*Exercise requirements*: The records that follow are to be transcribed in full, without their images.

**** Supplied material ****

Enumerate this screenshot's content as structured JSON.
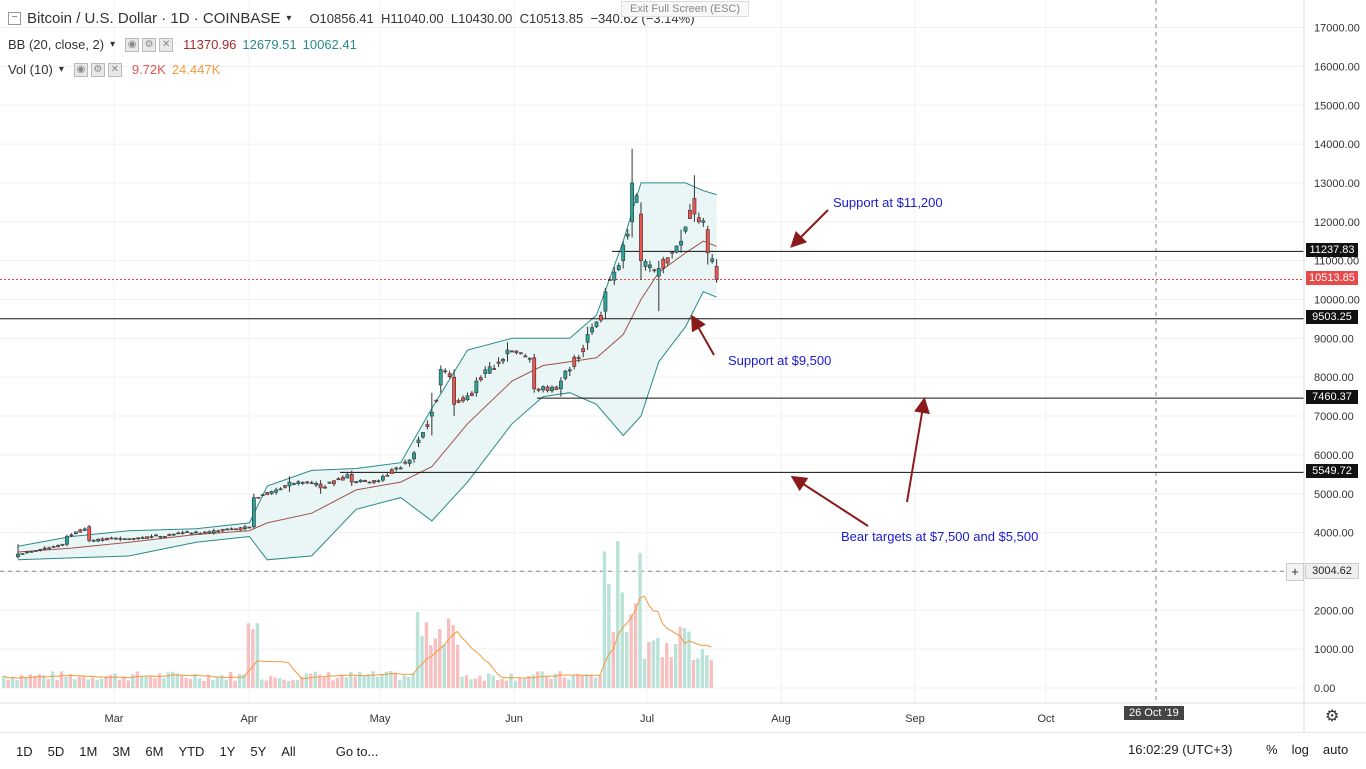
{
  "header": {
    "symbol_title": "Bitcoin / U.S. Dollar · 1D · COINBASE",
    "open": "O10856.41",
    "high": "H11040.00",
    "low": "L10430.00",
    "close": "C10513.85",
    "change": "−340.62 (−3.14%)",
    "exit_fullscreen": "Exit Full Screen (ESC)"
  },
  "indicators": {
    "bb": {
      "name": "BB (20, close, 2)",
      "v1": "11370.96",
      "v2": "12679.51",
      "v3": "10062.41"
    },
    "vol": {
      "name": "Vol (10)",
      "v1": "9.72K",
      "v2": "24.447K"
    }
  },
  "axis": {
    "price_ticks": [
      "17000.00",
      "16000.00",
      "15000.00",
      "14000.00",
      "13000.00",
      "12000.00",
      "11000.00",
      "10000.00",
      "9000.00",
      "8000.00",
      "7000.00",
      "6000.00",
      "5000.00",
      "4000.00",
      "3000.00",
      "2000.00",
      "1000.00",
      "0.00"
    ],
    "month_labels": [
      "Mar",
      "Apr",
      "May",
      "Jun",
      "Jul",
      "Aug",
      "Sep",
      "Oct",
      "26 Oct '19"
    ]
  },
  "price_labels": {
    "resistance": "11237.83",
    "last": "10513.85",
    "support1": "9503.25",
    "support2": "7460.37",
    "support3": "5549.72",
    "crosshair": "3004.62"
  },
  "annotations": {
    "support_11200": "Support at $11,200",
    "support_9500": "Support at $9,500",
    "bear_targets": "Bear targets at $7,500 and $5,500"
  },
  "bottom": {
    "timeframes": [
      "1D",
      "5D",
      "1M",
      "3M",
      "6M",
      "YTD",
      "1Y",
      "5Y",
      "All"
    ],
    "goto": "Go to...",
    "clock": "16:02:29 (UTC+3)",
    "opt_percent": "%",
    "opt_log": "log",
    "opt_auto": "auto"
  },
  "colors": {
    "up": "#26a69a",
    "down": "#ef5350",
    "bb_basis": "#a0524d",
    "bb_band": "#2a8a8a",
    "bb_fill": "#e8f4f4",
    "vol_ma": "#f39a3e",
    "annotation": "#1a1acc",
    "arrow": "#8b1a1a"
  },
  "chart_data": {
    "type": "candlestick",
    "title": "Bitcoin / U.S. Dollar · 1D · COINBASE",
    "price_range": [
      0,
      17000
    ],
    "horizontal_levels": [
      11237.83,
      9503.25,
      7460.37,
      5549.72
    ],
    "last_close": 10513.85,
    "series": [
      {
        "date": "2019-02-08",
        "o": 3380,
        "h": 3700,
        "l": 3330,
        "c": 3450
      },
      {
        "date": "2019-02-14",
        "o": 3600,
        "h": 3650,
        "l": 3550,
        "c": 3580
      },
      {
        "date": "2019-02-19",
        "o": 3700,
        "h": 3950,
        "l": 3650,
        "c": 3900
      },
      {
        "date": "2019-02-24",
        "o": 4150,
        "h": 4200,
        "l": 3750,
        "c": 3800
      },
      {
        "date": "2019-03-03",
        "o": 3850,
        "h": 3900,
        "l": 3780,
        "c": 3830
      },
      {
        "date": "2019-03-10",
        "o": 3880,
        "h": 3950,
        "l": 3850,
        "c": 3900
      },
      {
        "date": "2019-03-17",
        "o": 3990,
        "h": 4050,
        "l": 3950,
        "c": 4000
      },
      {
        "date": "2019-03-24",
        "o": 4000,
        "h": 4100,
        "l": 3950,
        "c": 4050
      },
      {
        "date": "2019-03-31",
        "o": 4100,
        "h": 4200,
        "l": 4050,
        "c": 4150
      },
      {
        "date": "2019-04-02",
        "o": 4150,
        "h": 5000,
        "l": 4100,
        "c": 4900
      },
      {
        "date": "2019-04-10",
        "o": 5200,
        "h": 5450,
        "l": 5050,
        "c": 5300
      },
      {
        "date": "2019-04-17",
        "o": 5250,
        "h": 5350,
        "l": 5000,
        "c": 5150
      },
      {
        "date": "2019-04-24",
        "o": 5500,
        "h": 5600,
        "l": 5200,
        "c": 5300
      },
      {
        "date": "2019-05-01",
        "o": 5350,
        "h": 5500,
        "l": 5300,
        "c": 5450
      },
      {
        "date": "2019-05-08",
        "o": 5900,
        "h": 6100,
        "l": 5800,
        "c": 6050
      },
      {
        "date": "2019-05-12",
        "o": 7000,
        "h": 7600,
        "l": 6500,
        "c": 7100
      },
      {
        "date": "2019-05-14",
        "o": 7800,
        "h": 8300,
        "l": 7600,
        "c": 8200
      },
      {
        "date": "2019-05-17",
        "o": 8000,
        "h": 8200,
        "l": 7000,
        "c": 7300
      },
      {
        "date": "2019-05-22",
        "o": 7600,
        "h": 8000,
        "l": 7500,
        "c": 7900
      },
      {
        "date": "2019-05-29",
        "o": 8600,
        "h": 8900,
        "l": 8400,
        "c": 8700
      },
      {
        "date": "2019-06-04",
        "o": 8500,
        "h": 8600,
        "l": 7600,
        "c": 7700
      },
      {
        "date": "2019-06-10",
        "o": 7700,
        "h": 8000,
        "l": 7500,
        "c": 7900
      },
      {
        "date": "2019-06-16",
        "o": 8900,
        "h": 9300,
        "l": 8700,
        "c": 9100
      },
      {
        "date": "2019-06-20",
        "o": 9700,
        "h": 10300,
        "l": 9500,
        "c": 10200
      },
      {
        "date": "2019-06-24",
        "o": 11000,
        "h": 11500,
        "l": 10800,
        "c": 11400
      },
      {
        "date": "2019-06-26",
        "o": 12000,
        "h": 13880,
        "l": 11600,
        "c": 13000
      },
      {
        "date": "2019-06-28",
        "o": 12200,
        "h": 12500,
        "l": 10500,
        "c": 11000
      },
      {
        "date": "2019-07-02",
        "o": 10600,
        "h": 11000,
        "l": 9700,
        "c": 10800
      },
      {
        "date": "2019-07-07",
        "o": 11400,
        "h": 11800,
        "l": 11200,
        "c": 11500
      },
      {
        "date": "2019-07-10",
        "o": 12600,
        "h": 13200,
        "l": 12000,
        "c": 12200
      },
      {
        "date": "2019-07-13",
        "o": 11800,
        "h": 11900,
        "l": 10900,
        "c": 11200
      },
      {
        "date": "2019-07-15",
        "o": 10856.41,
        "h": 11040,
        "l": 10430,
        "c": 10513.85
      }
    ],
    "volume_range": [
      0,
      4000
    ],
    "volume_note": "daily volume bars with 10-period moving average"
  }
}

****

*Response*:
Enumerate this screenshot's content as structured JSON.
{
  "header": {
    "symbol_title": "Bitcoin / U.S. Dollar · 1D · COINBASE",
    "open": "O10856.41",
    "high": "H11040.00",
    "low": "L10430.00",
    "close": "C10513.85",
    "change": "−340.62 (−3.14%)",
    "exit_fullscreen": "Exit Full Screen (ESC)"
  },
  "indicators": {
    "bb": {
      "name": "BB (20, close, 2)",
      "v1": "11370.96",
      "v2": "12679.51",
      "v3": "10062.41"
    },
    "vol": {
      "name": "Vol (10)",
      "v1": "9.72K",
      "v2": "24.447K"
    }
  },
  "axis": {
    "price_ticks": [
      "17000.00",
      "16000.00",
      "15000.00",
      "14000.00",
      "13000.00",
      "12000.00",
      "11000.00",
      "10000.00",
      "9000.00",
      "8000.00",
      "7000.00",
      "6000.00",
      "5000.00",
      "4000.00",
      "3000.00",
      "2000.00",
      "1000.00",
      "0.00"
    ],
    "month_labels": [
      "Mar",
      "Apr",
      "May",
      "Jun",
      "Jul",
      "Aug",
      "Sep",
      "Oct",
      "26 Oct '19"
    ]
  },
  "price_labels": {
    "resistance": "11237.83",
    "last": "10513.85",
    "support1": "9503.25",
    "support2": "7460.37",
    "support3": "5549.72",
    "crosshair": "3004.62"
  },
  "annotations": {
    "support_11200": "Support at $11,200",
    "support_9500": "Support at $9,500",
    "bear_targets": "Bear targets at $7,500 and $5,500"
  },
  "bottom": {
    "timeframes": [
      "1D",
      "5D",
      "1M",
      "3M",
      "6M",
      "YTD",
      "1Y",
      "5Y",
      "All"
    ],
    "goto": "Go to...",
    "clock": "16:02:29 (UTC+3)",
    "opt_percent": "%",
    "opt_log": "log",
    "opt_auto": "auto"
  },
  "colors": {
    "up": "#26a69a",
    "down": "#ef5350",
    "bb_basis": "#a0524d",
    "bb_band": "#2a8a8a",
    "bb_fill": "#e8f4f4",
    "vol_ma": "#f39a3e",
    "annotation": "#1a1acc",
    "arrow": "#8b1a1a"
  },
  "chart_data": {
    "type": "candlestick",
    "title": "Bitcoin / U.S. Dollar · 1D · COINBASE",
    "price_range": [
      0,
      17000
    ],
    "horizontal_levels": [
      11237.83,
      9503.25,
      7460.37,
      5549.72
    ],
    "last_close": 10513.85,
    "series": [
      {
        "date": "2019-02-08",
        "o": 3380,
        "h": 3700,
        "l": 3330,
        "c": 3450
      },
      {
        "date": "2019-02-14",
        "o": 3600,
        "h": 3650,
        "l": 3550,
        "c": 3580
      },
      {
        "date": "2019-02-19",
        "o": 3700,
        "h": 3950,
        "l": 3650,
        "c": 3900
      },
      {
        "date": "2019-02-24",
        "o": 4150,
        "h": 4200,
        "l": 3750,
        "c": 3800
      },
      {
        "date": "2019-03-03",
        "o": 3850,
        "h": 3900,
        "l": 3780,
        "c": 3830
      },
      {
        "date": "2019-03-10",
        "o": 3880,
        "h": 3950,
        "l": 3850,
        "c": 3900
      },
      {
        "date": "2019-03-17",
        "o": 3990,
        "h": 4050,
        "l": 3950,
        "c": 4000
      },
      {
        "date": "2019-03-24",
        "o": 4000,
        "h": 4100,
        "l": 3950,
        "c": 4050
      },
      {
        "date": "2019-03-31",
        "o": 4100,
        "h": 4200,
        "l": 4050,
        "c": 4150
      },
      {
        "date": "2019-04-02",
        "o": 4150,
        "h": 5000,
        "l": 4100,
        "c": 4900
      },
      {
        "date": "2019-04-10",
        "o": 5200,
        "h": 5450,
        "l": 5050,
        "c": 5300
      },
      {
        "date": "2019-04-17",
        "o": 5250,
        "h": 5350,
        "l": 5000,
        "c": 5150
      },
      {
        "date": "2019-04-24",
        "o": 5500,
        "h": 5600,
        "l": 5200,
        "c": 5300
      },
      {
        "date": "2019-05-01",
        "o": 5350,
        "h": 5500,
        "l": 5300,
        "c": 5450
      },
      {
        "date": "2019-05-08",
        "o": 5900,
        "h": 6100,
        "l": 5800,
        "c": 6050
      },
      {
        "date": "2019-05-12",
        "o": 7000,
        "h": 7600,
        "l": 6500,
        "c": 7100
      },
      {
        "date": "2019-05-14",
        "o": 7800,
        "h": 8300,
        "l": 7600,
        "c": 8200
      },
      {
        "date": "2019-05-17",
        "o": 8000,
        "h": 8200,
        "l": 7000,
        "c": 7300
      },
      {
        "date": "2019-05-22",
        "o": 7600,
        "h": 8000,
        "l": 7500,
        "c": 7900
      },
      {
        "date": "2019-05-29",
        "o": 8600,
        "h": 8900,
        "l": 8400,
        "c": 8700
      },
      {
        "date": "2019-06-04",
        "o": 8500,
        "h": 8600,
        "l": 7600,
        "c": 7700
      },
      {
        "date": "2019-06-10",
        "o": 7700,
        "h": 8000,
        "l": 7500,
        "c": 7900
      },
      {
        "date": "2019-06-16",
        "o": 8900,
        "h": 9300,
        "l": 8700,
        "c": 9100
      },
      {
        "date": "2019-06-20",
        "o": 9700,
        "h": 10300,
        "l": 9500,
        "c": 10200
      },
      {
        "date": "2019-06-24",
        "o": 11000,
        "h": 11500,
        "l": 10800,
        "c": 11400
      },
      {
        "date": "2019-06-26",
        "o": 12000,
        "h": 13880,
        "l": 11600,
        "c": 13000
      },
      {
        "date": "2019-06-28",
        "o": 12200,
        "h": 12500,
        "l": 10500,
        "c": 11000
      },
      {
        "date": "2019-07-02",
        "o": 10600,
        "h": 11000,
        "l": 9700,
        "c": 10800
      },
      {
        "date": "2019-07-07",
        "o": 11400,
        "h": 11800,
        "l": 11200,
        "c": 11500
      },
      {
        "date": "2019-07-10",
        "o": 12600,
        "h": 13200,
        "l": 12000,
        "c": 12200
      },
      {
        "date": "2019-07-13",
        "o": 11800,
        "h": 11900,
        "l": 10900,
        "c": 11200
      },
      {
        "date": "2019-07-15",
        "o": 10856.41,
        "h": 11040,
        "l": 10430,
        "c": 10513.85
      }
    ],
    "volume_range": [
      0,
      4000
    ],
    "volume_note": "daily volume bars with 10-period moving average"
  }
}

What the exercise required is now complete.